## Written problem
Copy every line of the data that includes the string "ylabel".

(Figure dataset records)
• • • • • • •
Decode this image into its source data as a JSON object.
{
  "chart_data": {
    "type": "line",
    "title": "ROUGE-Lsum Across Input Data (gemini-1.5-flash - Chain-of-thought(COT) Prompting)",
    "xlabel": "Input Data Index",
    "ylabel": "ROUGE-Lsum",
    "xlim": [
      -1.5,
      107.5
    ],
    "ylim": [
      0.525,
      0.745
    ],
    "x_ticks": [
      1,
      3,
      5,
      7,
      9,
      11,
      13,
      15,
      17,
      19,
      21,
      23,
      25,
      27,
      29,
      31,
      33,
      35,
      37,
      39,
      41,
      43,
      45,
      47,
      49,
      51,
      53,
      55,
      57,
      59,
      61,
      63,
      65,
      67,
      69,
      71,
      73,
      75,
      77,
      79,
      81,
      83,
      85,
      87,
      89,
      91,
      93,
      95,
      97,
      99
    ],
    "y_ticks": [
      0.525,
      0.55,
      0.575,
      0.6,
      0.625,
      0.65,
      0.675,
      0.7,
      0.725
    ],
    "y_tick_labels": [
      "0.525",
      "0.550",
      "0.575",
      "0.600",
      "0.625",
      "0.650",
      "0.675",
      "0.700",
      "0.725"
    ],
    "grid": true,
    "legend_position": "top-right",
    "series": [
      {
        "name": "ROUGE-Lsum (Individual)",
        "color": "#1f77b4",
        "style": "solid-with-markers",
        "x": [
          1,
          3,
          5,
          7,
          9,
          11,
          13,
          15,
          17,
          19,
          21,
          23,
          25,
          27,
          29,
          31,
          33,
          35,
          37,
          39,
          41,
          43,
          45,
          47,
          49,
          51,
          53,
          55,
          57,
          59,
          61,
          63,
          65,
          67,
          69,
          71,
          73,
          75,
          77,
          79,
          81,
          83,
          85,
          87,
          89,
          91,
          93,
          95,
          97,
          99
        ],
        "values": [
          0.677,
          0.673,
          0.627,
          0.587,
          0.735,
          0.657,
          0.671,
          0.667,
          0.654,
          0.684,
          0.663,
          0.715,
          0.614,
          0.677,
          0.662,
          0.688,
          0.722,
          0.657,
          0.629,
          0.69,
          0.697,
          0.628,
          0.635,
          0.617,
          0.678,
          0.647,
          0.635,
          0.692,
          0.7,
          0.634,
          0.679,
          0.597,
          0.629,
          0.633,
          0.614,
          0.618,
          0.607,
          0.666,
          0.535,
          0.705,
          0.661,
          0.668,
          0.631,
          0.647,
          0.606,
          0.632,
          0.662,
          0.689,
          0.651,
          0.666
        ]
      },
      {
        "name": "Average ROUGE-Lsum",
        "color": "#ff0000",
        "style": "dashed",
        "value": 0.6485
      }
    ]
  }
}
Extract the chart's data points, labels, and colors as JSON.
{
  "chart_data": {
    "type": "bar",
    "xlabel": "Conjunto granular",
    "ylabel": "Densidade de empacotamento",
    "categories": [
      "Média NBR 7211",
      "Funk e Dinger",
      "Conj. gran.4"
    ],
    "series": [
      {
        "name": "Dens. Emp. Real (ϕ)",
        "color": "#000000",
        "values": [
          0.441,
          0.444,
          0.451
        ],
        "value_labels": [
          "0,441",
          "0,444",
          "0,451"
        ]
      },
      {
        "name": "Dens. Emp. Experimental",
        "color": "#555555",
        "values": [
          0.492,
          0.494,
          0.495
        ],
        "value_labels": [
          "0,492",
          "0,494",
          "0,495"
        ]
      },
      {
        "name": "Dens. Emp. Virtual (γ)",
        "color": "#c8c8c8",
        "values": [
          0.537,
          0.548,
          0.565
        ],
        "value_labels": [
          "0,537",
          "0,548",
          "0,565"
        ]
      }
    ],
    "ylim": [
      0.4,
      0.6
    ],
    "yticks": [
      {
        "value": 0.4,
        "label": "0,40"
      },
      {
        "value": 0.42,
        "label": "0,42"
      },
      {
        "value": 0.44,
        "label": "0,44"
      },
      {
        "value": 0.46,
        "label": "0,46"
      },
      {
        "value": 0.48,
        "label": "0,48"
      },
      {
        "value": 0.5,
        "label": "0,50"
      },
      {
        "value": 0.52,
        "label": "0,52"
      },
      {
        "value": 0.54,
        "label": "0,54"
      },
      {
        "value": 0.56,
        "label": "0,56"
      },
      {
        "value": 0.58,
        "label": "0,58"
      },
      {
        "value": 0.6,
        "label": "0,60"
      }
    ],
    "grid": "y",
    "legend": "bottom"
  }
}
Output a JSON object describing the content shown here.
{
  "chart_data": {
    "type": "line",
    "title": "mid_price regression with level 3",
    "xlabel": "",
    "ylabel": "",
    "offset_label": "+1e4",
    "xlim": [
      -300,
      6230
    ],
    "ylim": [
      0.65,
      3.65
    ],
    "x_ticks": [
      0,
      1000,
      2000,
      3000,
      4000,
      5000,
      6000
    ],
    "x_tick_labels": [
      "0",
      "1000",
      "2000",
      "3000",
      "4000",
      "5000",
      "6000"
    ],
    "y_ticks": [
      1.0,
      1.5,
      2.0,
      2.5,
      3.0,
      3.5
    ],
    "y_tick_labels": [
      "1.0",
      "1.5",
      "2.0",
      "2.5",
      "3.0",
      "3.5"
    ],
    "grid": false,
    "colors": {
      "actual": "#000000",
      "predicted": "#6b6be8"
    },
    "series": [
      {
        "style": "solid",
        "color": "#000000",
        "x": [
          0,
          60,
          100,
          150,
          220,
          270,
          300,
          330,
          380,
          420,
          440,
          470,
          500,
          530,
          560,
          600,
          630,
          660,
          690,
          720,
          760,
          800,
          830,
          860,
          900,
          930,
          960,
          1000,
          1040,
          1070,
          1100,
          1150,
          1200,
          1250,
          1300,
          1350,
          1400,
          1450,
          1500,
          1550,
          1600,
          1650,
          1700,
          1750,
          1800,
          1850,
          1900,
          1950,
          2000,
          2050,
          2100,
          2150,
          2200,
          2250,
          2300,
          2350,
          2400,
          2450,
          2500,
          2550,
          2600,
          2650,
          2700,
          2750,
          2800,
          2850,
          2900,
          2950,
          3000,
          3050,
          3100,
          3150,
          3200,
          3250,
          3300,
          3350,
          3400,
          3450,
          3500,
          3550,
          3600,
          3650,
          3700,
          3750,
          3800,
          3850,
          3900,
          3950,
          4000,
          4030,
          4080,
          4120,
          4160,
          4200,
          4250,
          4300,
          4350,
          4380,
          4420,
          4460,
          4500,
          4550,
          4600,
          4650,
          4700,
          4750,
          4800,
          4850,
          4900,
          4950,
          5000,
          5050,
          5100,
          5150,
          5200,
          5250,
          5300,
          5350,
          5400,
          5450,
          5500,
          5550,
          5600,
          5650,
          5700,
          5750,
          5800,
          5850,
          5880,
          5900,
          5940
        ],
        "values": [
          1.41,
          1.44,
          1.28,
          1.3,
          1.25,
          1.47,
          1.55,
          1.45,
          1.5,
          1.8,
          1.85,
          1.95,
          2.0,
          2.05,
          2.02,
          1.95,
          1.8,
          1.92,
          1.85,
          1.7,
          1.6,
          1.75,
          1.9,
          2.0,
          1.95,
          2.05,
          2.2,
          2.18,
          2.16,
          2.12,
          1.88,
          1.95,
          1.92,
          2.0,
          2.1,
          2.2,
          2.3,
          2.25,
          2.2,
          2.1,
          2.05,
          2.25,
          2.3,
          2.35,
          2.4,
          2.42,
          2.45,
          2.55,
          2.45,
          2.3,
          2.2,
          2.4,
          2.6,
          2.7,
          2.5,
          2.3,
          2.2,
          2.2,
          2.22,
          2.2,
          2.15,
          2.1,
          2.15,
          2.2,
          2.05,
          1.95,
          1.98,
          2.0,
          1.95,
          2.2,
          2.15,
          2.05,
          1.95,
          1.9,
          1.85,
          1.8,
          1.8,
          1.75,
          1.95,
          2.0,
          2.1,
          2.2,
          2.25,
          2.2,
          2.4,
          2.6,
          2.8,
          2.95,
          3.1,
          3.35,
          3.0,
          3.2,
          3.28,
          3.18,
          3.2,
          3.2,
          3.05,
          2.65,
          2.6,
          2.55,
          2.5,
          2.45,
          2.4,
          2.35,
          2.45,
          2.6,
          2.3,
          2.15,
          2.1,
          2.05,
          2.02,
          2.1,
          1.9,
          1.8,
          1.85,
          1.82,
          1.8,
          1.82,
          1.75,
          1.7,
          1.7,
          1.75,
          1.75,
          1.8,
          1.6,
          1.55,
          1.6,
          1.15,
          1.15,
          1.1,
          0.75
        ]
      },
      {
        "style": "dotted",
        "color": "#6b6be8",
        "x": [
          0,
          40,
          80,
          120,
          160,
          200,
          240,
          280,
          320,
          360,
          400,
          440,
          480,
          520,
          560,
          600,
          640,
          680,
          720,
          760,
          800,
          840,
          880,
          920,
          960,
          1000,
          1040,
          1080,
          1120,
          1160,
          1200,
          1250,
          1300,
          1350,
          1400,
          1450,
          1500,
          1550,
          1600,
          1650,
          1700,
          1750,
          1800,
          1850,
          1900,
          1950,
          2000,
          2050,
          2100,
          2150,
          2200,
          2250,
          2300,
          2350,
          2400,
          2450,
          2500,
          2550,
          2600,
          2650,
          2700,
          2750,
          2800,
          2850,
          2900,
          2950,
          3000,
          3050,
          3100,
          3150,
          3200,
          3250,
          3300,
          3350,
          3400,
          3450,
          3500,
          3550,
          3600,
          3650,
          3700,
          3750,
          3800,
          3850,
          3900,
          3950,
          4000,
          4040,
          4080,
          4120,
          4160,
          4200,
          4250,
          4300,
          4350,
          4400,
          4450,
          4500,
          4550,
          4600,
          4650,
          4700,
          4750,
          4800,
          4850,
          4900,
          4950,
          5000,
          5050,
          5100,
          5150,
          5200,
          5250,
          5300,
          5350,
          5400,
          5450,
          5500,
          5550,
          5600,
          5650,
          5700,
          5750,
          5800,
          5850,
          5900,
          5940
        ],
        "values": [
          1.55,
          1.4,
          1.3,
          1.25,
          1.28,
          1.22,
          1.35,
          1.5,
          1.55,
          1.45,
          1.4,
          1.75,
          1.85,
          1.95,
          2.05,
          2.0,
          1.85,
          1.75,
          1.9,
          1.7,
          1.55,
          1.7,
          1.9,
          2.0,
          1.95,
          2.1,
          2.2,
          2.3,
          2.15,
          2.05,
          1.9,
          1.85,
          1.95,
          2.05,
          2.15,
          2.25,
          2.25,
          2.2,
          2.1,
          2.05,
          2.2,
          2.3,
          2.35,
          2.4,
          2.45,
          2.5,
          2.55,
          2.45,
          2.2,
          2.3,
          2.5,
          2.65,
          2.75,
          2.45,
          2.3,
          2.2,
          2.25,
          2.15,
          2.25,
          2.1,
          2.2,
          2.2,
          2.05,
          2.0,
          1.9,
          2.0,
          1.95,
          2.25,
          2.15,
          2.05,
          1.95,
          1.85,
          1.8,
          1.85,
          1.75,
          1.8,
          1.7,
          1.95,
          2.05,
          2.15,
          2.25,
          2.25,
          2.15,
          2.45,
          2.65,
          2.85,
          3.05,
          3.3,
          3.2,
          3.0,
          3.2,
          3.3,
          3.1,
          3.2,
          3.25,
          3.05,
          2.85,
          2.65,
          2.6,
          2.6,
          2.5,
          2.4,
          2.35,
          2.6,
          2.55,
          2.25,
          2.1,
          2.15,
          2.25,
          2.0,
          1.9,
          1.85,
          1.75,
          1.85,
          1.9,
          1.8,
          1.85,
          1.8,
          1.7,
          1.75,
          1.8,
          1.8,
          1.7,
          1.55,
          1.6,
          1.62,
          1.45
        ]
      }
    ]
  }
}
• • • • • • •
## Exercise result
    "ylabel": "ROUGE-Lsum",
    "ylabel": "Densidade de empacotamento",
    "ylabel": "",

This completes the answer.